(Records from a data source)

_ _ _ _

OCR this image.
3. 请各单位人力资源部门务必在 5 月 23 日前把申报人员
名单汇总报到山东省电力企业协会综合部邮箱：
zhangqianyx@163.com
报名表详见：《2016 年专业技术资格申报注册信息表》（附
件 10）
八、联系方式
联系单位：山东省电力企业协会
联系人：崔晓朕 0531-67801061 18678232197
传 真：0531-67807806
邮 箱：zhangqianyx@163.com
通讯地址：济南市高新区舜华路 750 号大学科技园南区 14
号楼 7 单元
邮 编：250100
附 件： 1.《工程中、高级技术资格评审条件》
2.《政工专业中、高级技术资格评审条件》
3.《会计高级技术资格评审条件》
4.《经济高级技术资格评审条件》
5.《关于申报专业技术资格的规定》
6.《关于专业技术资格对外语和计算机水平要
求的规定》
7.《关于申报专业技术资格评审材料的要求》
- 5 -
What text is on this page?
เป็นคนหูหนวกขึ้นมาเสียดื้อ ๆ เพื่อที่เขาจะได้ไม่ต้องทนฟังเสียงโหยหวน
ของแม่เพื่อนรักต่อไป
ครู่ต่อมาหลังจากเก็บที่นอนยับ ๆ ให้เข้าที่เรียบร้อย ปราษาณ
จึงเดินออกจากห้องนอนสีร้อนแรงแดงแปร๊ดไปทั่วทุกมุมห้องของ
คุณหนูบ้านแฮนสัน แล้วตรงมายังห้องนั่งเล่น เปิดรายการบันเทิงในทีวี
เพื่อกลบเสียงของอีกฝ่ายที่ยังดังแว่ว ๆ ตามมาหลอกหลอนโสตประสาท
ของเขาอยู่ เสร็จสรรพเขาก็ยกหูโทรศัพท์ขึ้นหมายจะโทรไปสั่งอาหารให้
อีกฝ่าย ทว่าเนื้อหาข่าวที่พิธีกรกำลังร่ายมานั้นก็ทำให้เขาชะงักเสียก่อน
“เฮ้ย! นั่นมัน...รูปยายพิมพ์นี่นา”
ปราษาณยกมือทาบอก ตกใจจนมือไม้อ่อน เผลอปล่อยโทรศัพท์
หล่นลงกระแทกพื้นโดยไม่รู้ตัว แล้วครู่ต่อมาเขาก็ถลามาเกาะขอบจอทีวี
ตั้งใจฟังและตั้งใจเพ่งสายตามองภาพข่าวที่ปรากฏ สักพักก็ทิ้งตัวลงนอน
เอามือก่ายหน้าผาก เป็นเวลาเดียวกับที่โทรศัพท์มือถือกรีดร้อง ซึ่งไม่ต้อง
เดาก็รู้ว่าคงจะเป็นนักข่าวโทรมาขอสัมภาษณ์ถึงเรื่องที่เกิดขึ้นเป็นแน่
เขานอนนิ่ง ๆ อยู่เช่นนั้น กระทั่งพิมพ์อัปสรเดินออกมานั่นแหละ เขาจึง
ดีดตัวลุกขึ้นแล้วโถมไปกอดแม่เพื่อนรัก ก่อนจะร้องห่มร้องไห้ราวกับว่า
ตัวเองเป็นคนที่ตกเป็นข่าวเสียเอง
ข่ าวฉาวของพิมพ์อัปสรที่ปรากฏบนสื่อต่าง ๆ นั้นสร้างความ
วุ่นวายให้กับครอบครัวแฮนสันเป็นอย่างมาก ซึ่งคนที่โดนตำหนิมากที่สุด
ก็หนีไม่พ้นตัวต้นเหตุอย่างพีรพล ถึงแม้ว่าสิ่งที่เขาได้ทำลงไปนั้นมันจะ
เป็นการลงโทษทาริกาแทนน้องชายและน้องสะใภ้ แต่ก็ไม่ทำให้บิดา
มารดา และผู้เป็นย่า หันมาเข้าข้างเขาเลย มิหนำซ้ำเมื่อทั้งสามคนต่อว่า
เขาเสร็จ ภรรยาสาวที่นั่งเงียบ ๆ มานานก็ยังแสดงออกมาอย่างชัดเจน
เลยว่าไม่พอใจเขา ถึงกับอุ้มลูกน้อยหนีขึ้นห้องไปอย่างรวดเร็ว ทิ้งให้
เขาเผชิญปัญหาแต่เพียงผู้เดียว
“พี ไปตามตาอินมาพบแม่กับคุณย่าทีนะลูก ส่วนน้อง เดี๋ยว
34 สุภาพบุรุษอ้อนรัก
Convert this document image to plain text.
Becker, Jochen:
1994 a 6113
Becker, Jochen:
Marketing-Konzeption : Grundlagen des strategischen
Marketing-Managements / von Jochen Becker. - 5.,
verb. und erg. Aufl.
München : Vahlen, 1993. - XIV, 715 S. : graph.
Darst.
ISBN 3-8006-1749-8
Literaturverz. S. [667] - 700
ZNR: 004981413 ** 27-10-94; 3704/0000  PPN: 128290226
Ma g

_ _ _ _

▸ Problem statement
Reproduce the data shown above exactly.

▸ Written answer
OCR this image.
3. 请各单位人力资源部门务必在 5 月 23 日前把申报人员
名单汇总报到山东省电力企业协会综合部邮箱：
zhangqianyx@163.com
报名表详见：《2016 年专业技术资格申报注册信息表》（附
件 10）
八、联系方式
联系单位：山东省电力企业协会
联系人：崔晓朕 0531-67801061 18678232197
传 真：0531-67807806
邮 箱：zhangqianyx@163.com
通讯地址：济南市高新区舜华路 750 号大学科技园南区 14
号楼 7 单元
邮 编：250100
附 件： 1.《工程中、高级技术资格评审条件》
2.《政工专业中、高级技术资格评审条件》
3.《会计高级技术资格评审条件》
4.《经济高级技术资格评审条件》
5.《关于申报专业技术资格的规定》
6.《关于专业技术资格对外语和计算机水平要
求的规定》
7.《关于申报专业技术资格评审材料的要求》
- 5 -
What text is on this page?
เป็นคนหูหนวกขึ้นมาเสียดื้อ ๆ เพื่อที่เขาจะได้ไม่ต้องทนฟังเสียงโหยหวน
ของแม่เพื่อนรักต่อไป
ครู่ต่อมาหลังจากเก็บที่นอนยับ ๆ ให้เข้าที่เรียบร้อย ปราษาณ
จึงเดินออกจากห้องนอนสีร้อนแรงแดงแปร๊ดไปทั่วทุกมุมห้องของ
คุณหนูบ้านแฮนสัน แล้วตรงมายังห้องนั่งเล่น เปิดรายการบันเทิงในทีวี
เพื่อกลบเสียงของอีกฝ่ายที่ยังดังแว่ว ๆ ตามมาหลอกหลอนโสตประสาท
ของเขาอยู่ เสร็จสรรพเขาก็ยกหูโทรศัพท์ขึ้นหมายจะโทรไปสั่งอาหารให้
อีกฝ่าย ทว่าเนื้อหาข่าวที่พิธีกรกำลังร่ายมานั้นก็ทำให้เขาชะงักเสียก่อน
“เฮ้ย! นั่นมัน...รูปยายพิมพ์นี่นา”
ปราษาณยกมือทาบอก ตกใจจนมือไม้อ่อน เผลอปล่อยโทรศัพท์
หล่นลงกระแทกพื้นโดยไม่รู้ตัว แล้วครู่ต่อมาเขาก็ถลามาเกาะขอบจอทีวี
ตั้งใจฟังและตั้งใจเพ่งสายตามองภาพข่าวที่ปรากฏ สักพักก็ทิ้งตัวลงนอน
เอามือก่ายหน้าผาก เป็นเวลาเดียวกับที่โทรศัพท์มือถือกรีดร้อง ซึ่งไม่ต้อง
เดาก็รู้ว่าคงจะเป็นนักข่าวโทรมาขอสัมภาษณ์ถึงเรื่องที่เกิดขึ้นเป็นแน่
เขานอนนิ่ง ๆ อยู่เช่นนั้น กระทั่งพิมพ์อัปสรเดินออกมานั่นแหละ เขาจึง
ดีดตัวลุกขึ้นแล้วโถมไปกอดแม่เพื่อนรัก ก่อนจะร้องห่มร้องไห้ราวกับว่า
ตัวเองเป็นคนที่ตกเป็นข่าวเสียเอง
ข่ าวฉาวของพิมพ์อัปสรที่ปรากฏบนสื่อต่าง ๆ นั้นสร้างความ
วุ่นวายให้กับครอบครัวแฮนสันเป็นอย่างมาก ซึ่งคนที่โดนตำหนิมากที่สุด
ก็หนีไม่พ้นตัวต้นเหตุอย่างพีรพล ถึงแม้ว่าสิ่งที่เขาได้ทำลงไปนั้นมันจะ
เป็นการลงโทษทาริกาแทนน้องชายและน้องสะใภ้ แต่ก็ไม่ทำให้บิดา
มารดา และผู้เป็นย่า หันมาเข้าข้างเขาเลย มิหนำซ้ำเมื่อทั้งสามคนต่อว่า
เขาเสร็จ ภรรยาสาวที่นั่งเงียบ ๆ มานานก็ยังแสดงออกมาอย่างชัดเจน
เลยว่าไม่พอใจเขา ถึงกับอุ้มลูกน้อยหนีขึ้นห้องไปอย่างรวดเร็ว ทิ้งให้
เขาเผชิญปัญหาแต่เพียงผู้เดียว
“พี ไปตามตาอินมาพบแม่กับคุณย่าทีนะลูก ส่วนน้อง เดี๋ยว
34 สุภาพบุรุษอ้อนรัก
Convert this document image to plain text.
Becker, Jochen:
1994 a 6113
Becker, Jochen:
Marketing-Konzeption : Grundlagen des strategischen
Marketing-Managements / von Jochen Becker. - 5.,
verb. und erg. Aufl.
München : Vahlen, 1993. - XIV, 715 S. : graph.
Darst.
ISBN 3-8006-1749-8
Literaturverz. S. [667] - 700
ZNR: 004981413 ** 27-10-94; 3704/0000  PPN: 128290226
Ma g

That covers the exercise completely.